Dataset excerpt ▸
╔══

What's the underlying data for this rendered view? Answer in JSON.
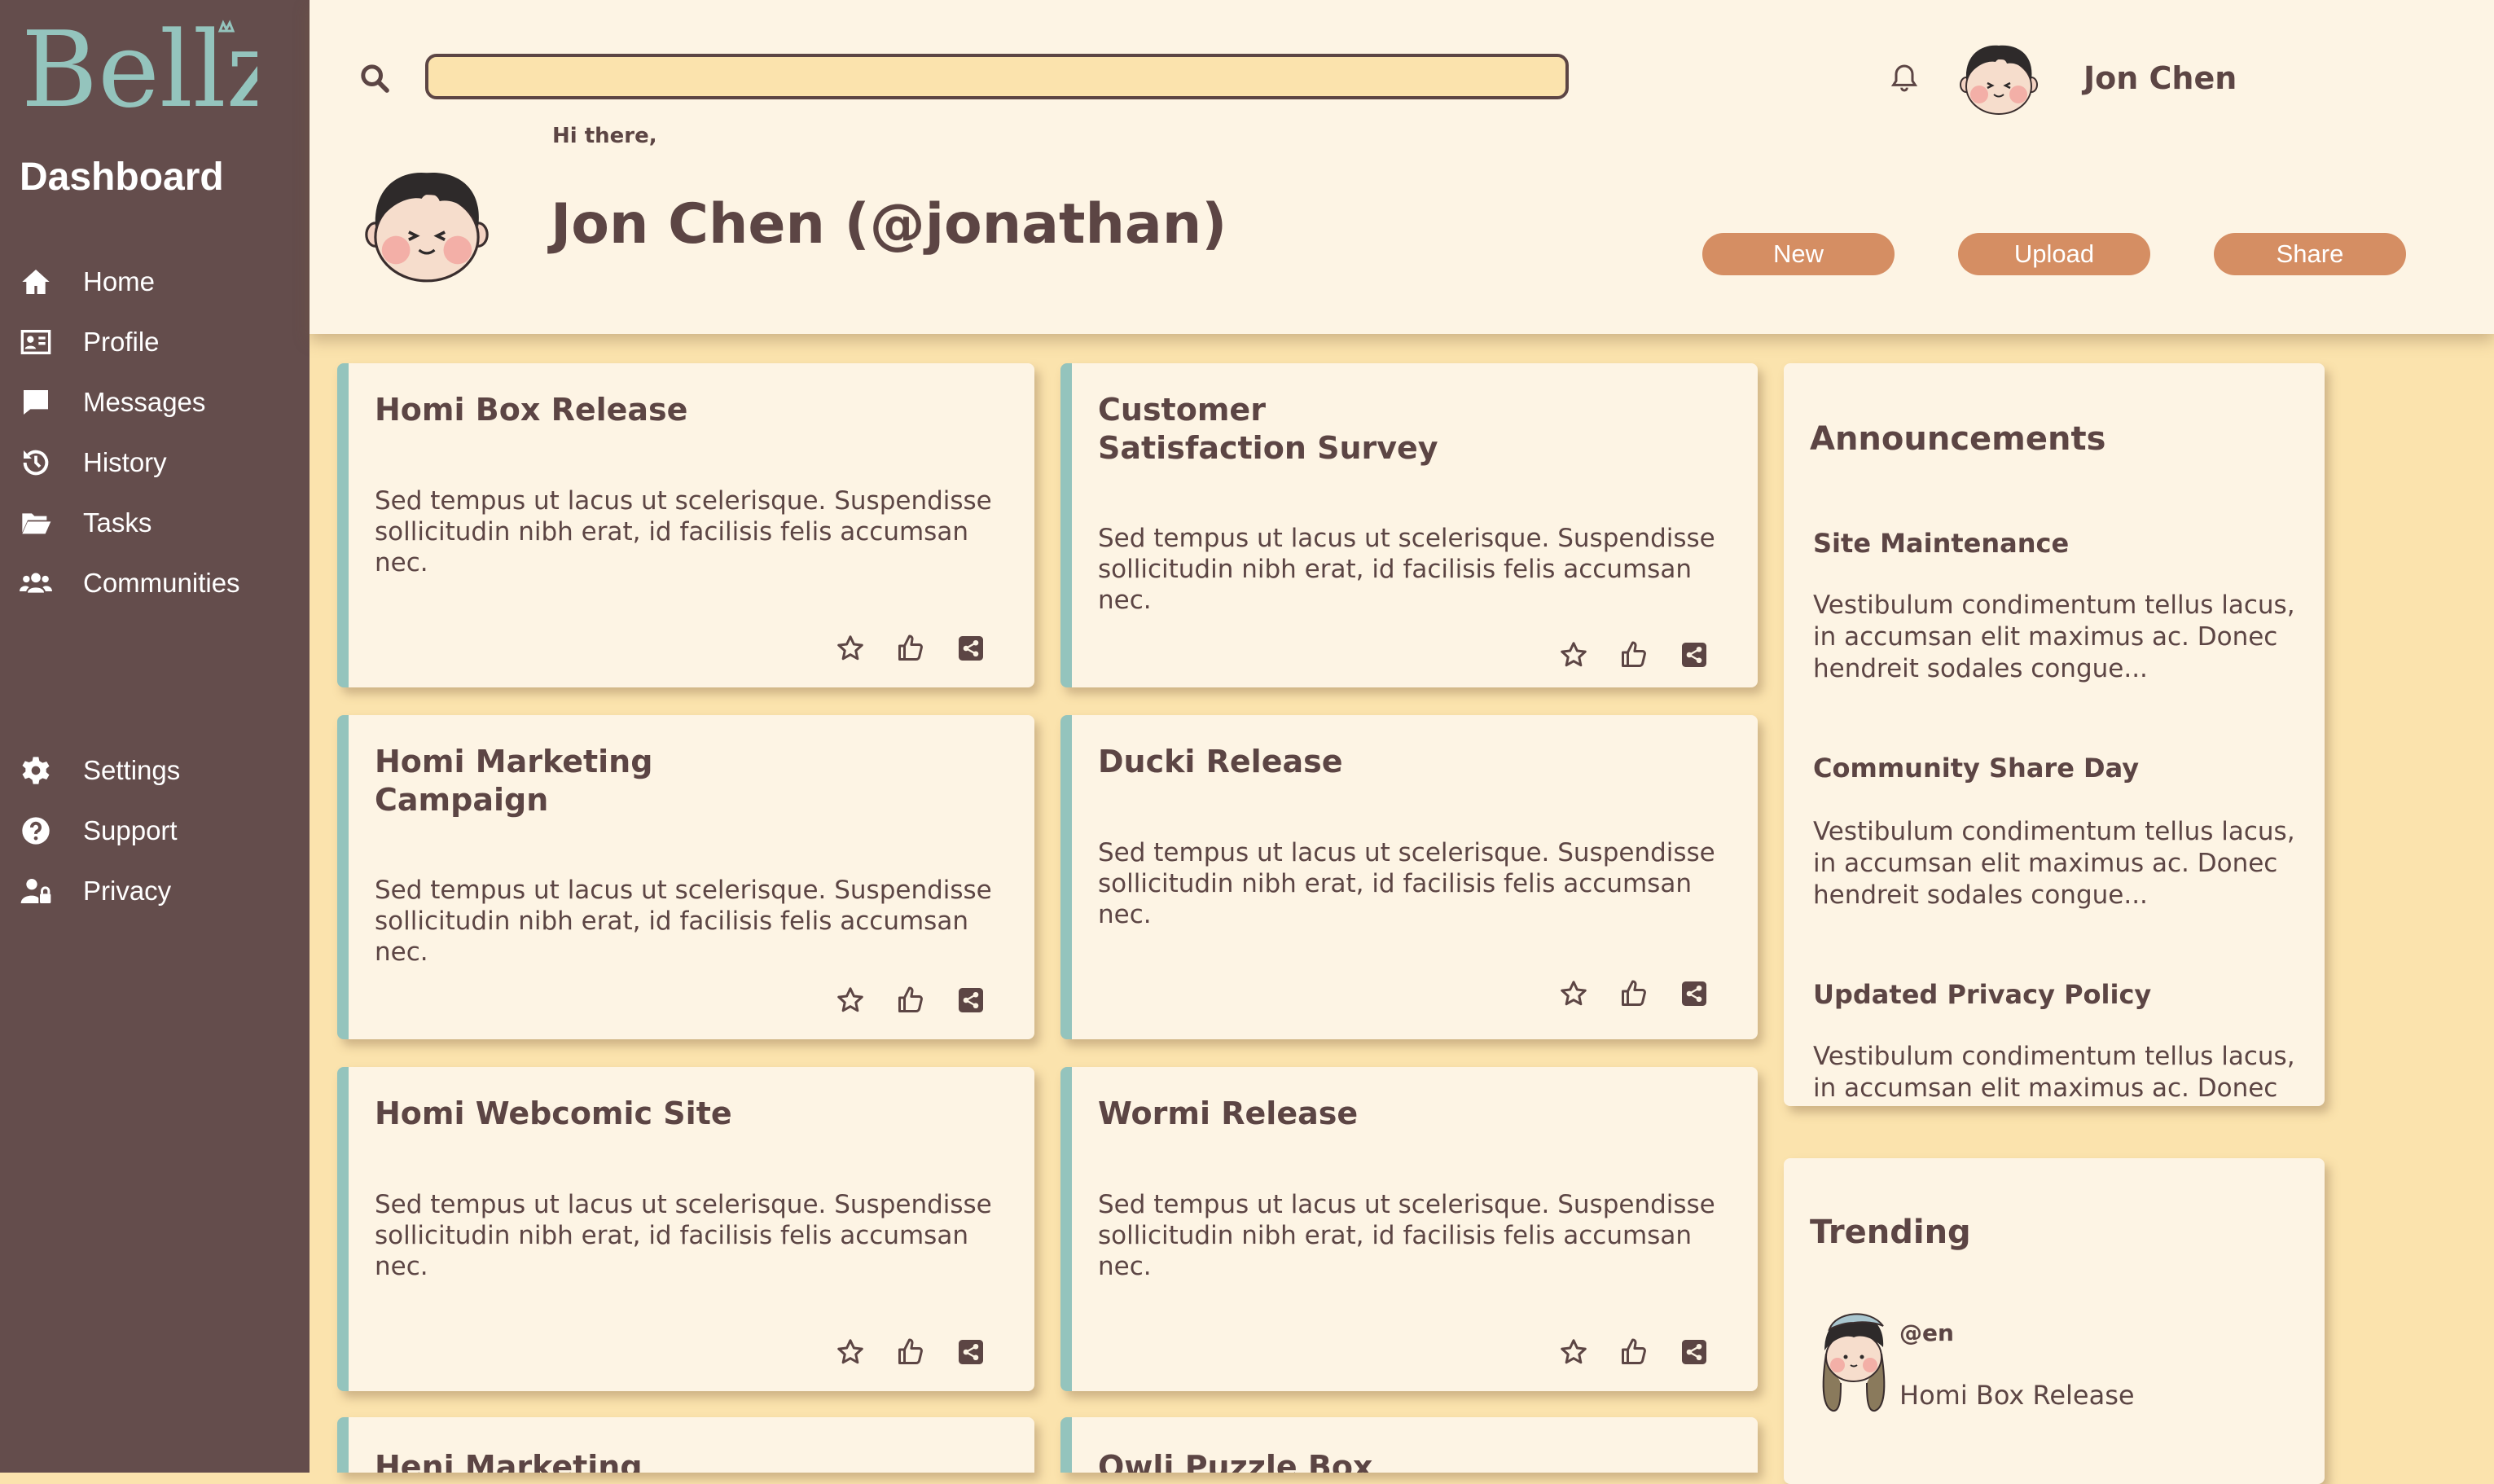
{
  "brand": {
    "logo_text": "Bellzi",
    "accent": "#94c4bd",
    "sidebar_bg": "#644d4c",
    "button_color": "#d58e63"
  },
  "sidebar": {
    "title": "Dashboard",
    "items": [
      {
        "label": "Home",
        "icon": "home-icon"
      },
      {
        "label": "Profile",
        "icon": "id-card-icon"
      },
      {
        "label": "Messages",
        "icon": "message-icon"
      },
      {
        "label": "History",
        "icon": "history-icon"
      },
      {
        "label": "Tasks",
        "icon": "folder-icon"
      },
      {
        "label": "Communities",
        "icon": "users-icon"
      }
    ],
    "bottom_items": [
      {
        "label": "Settings",
        "icon": "gear-icon"
      },
      {
        "label": "Support",
        "icon": "question-icon"
      },
      {
        "label": "Privacy",
        "icon": "user-lock-icon"
      }
    ]
  },
  "header": {
    "search_value": "",
    "username": "Jon Chen",
    "greeting": "Hi there,",
    "profile_name": "Jon Chen (@jonathan)",
    "buttons": {
      "new": "New",
      "upload": "Upload",
      "share": "Share"
    }
  },
  "cards": [
    {
      "title": "Homi Box Release",
      "body": "Sed tempus ut lacus ut scelerisque. Suspendisse sollicitudin nibh erat, id facilisis felis accumsan nec."
    },
    {
      "title": "Customer\nSatisfaction Survey",
      "body": "Sed tempus ut lacus ut scelerisque. Suspendisse sollicitudin nibh erat, id facilisis felis accumsan nec."
    },
    {
      "title": "Homi Marketing\nCampaign",
      "body": "Sed tempus ut lacus ut scelerisque. Suspendisse sollicitudin nibh erat, id facilisis felis accumsan nec."
    },
    {
      "title": "Ducki Release",
      "body": "Sed tempus ut lacus ut scelerisque. Suspendisse sollicitudin nibh erat, id facilisis felis accumsan nec."
    },
    {
      "title": "Homi Webcomic Site",
      "body": "Sed tempus ut lacus ut scelerisque. Suspendisse sollicitudin nibh erat, id facilisis felis accumsan nec."
    },
    {
      "title": "Wormi Release",
      "body": "Sed tempus ut lacus ut scelerisque. Suspendisse sollicitudin nibh erat, id facilisis felis accumsan nec."
    },
    {
      "title": "Heni Marketing",
      "body": ""
    },
    {
      "title": "Owli Puzzle Box",
      "body": ""
    }
  ],
  "announcements": {
    "title": "Announcements",
    "items": [
      {
        "title": "Site Maintenance",
        "body": "Vestibulum condimentum tellus lacus, in accumsan elit maximus ac. Donec hendreit sodales congue..."
      },
      {
        "title": "Community Share Day",
        "body": "Vestibulum condimentum tellus lacus, in accumsan elit maximus ac. Donec hendreit sodales congue..."
      },
      {
        "title": "Updated Privacy Policy",
        "body": "Vestibulum condimentum tellus lacus, in accumsan elit maximus ac. Donec"
      }
    ]
  },
  "trending": {
    "title": "Trending",
    "items": [
      {
        "handle": "@en",
        "text": "Homi Box Release"
      }
    ]
  }
}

╚══

Problem ▸
Take the listing and print it again exactly, but without any pictures.

Result below ▸
What's the underlying data for this rendered view? Answer in JSON.
{
  "brand": {
    "logo_text": "Bellzi",
    "accent": "#94c4bd",
    "sidebar_bg": "#644d4c",
    "button_color": "#d58e63"
  },
  "sidebar": {
    "title": "Dashboard",
    "items": [
      {
        "label": "Home",
        "icon": "home-icon"
      },
      {
        "label": "Profile",
        "icon": "id-card-icon"
      },
      {
        "label": "Messages",
        "icon": "message-icon"
      },
      {
        "label": "History",
        "icon": "history-icon"
      },
      {
        "label": "Tasks",
        "icon": "folder-icon"
      },
      {
        "label": "Communities",
        "icon": "users-icon"
      }
    ],
    "bottom_items": [
      {
        "label": "Settings",
        "icon": "gear-icon"
      },
      {
        "label": "Support",
        "icon": "question-icon"
      },
      {
        "label": "Privacy",
        "icon": "user-lock-icon"
      }
    ]
  },
  "header": {
    "search_value": "",
    "username": "Jon Chen",
    "greeting": "Hi there,",
    "profile_name": "Jon Chen (@jonathan)",
    "buttons": {
      "new": "New",
      "upload": "Upload",
      "share": "Share"
    }
  },
  "cards": [
    {
      "title": "Homi Box Release",
      "body": "Sed tempus ut lacus ut scelerisque. Suspendisse sollicitudin nibh erat, id facilisis felis accumsan nec."
    },
    {
      "title": "Customer\nSatisfaction Survey",
      "body": "Sed tempus ut lacus ut scelerisque. Suspendisse sollicitudin nibh erat, id facilisis felis accumsan nec."
    },
    {
      "title": "Homi Marketing\nCampaign",
      "body": "Sed tempus ut lacus ut scelerisque. Suspendisse sollicitudin nibh erat, id facilisis felis accumsan nec."
    },
    {
      "title": "Ducki Release",
      "body": "Sed tempus ut lacus ut scelerisque. Suspendisse sollicitudin nibh erat, id facilisis felis accumsan nec."
    },
    {
      "title": "Homi Webcomic Site",
      "body": "Sed tempus ut lacus ut scelerisque. Suspendisse sollicitudin nibh erat, id facilisis felis accumsan nec."
    },
    {
      "title": "Wormi Release",
      "body": "Sed tempus ut lacus ut scelerisque. Suspendisse sollicitudin nibh erat, id facilisis felis accumsan nec."
    },
    {
      "title": "Heni Marketing",
      "body": ""
    },
    {
      "title": "Owli Puzzle Box",
      "body": ""
    }
  ],
  "announcements": {
    "title": "Announcements",
    "items": [
      {
        "title": "Site Maintenance",
        "body": "Vestibulum condimentum tellus lacus, in accumsan elit maximus ac. Donec hendreit sodales congue..."
      },
      {
        "title": "Community Share Day",
        "body": "Vestibulum condimentum tellus lacus, in accumsan elit maximus ac. Donec hendreit sodales congue..."
      },
      {
        "title": "Updated Privacy Policy",
        "body": "Vestibulum condimentum tellus lacus, in accumsan elit maximus ac. Donec"
      }
    ]
  },
  "trending": {
    "title": "Trending",
    "items": [
      {
        "handle": "@en",
        "text": "Homi Box Release"
      }
    ]
  }
}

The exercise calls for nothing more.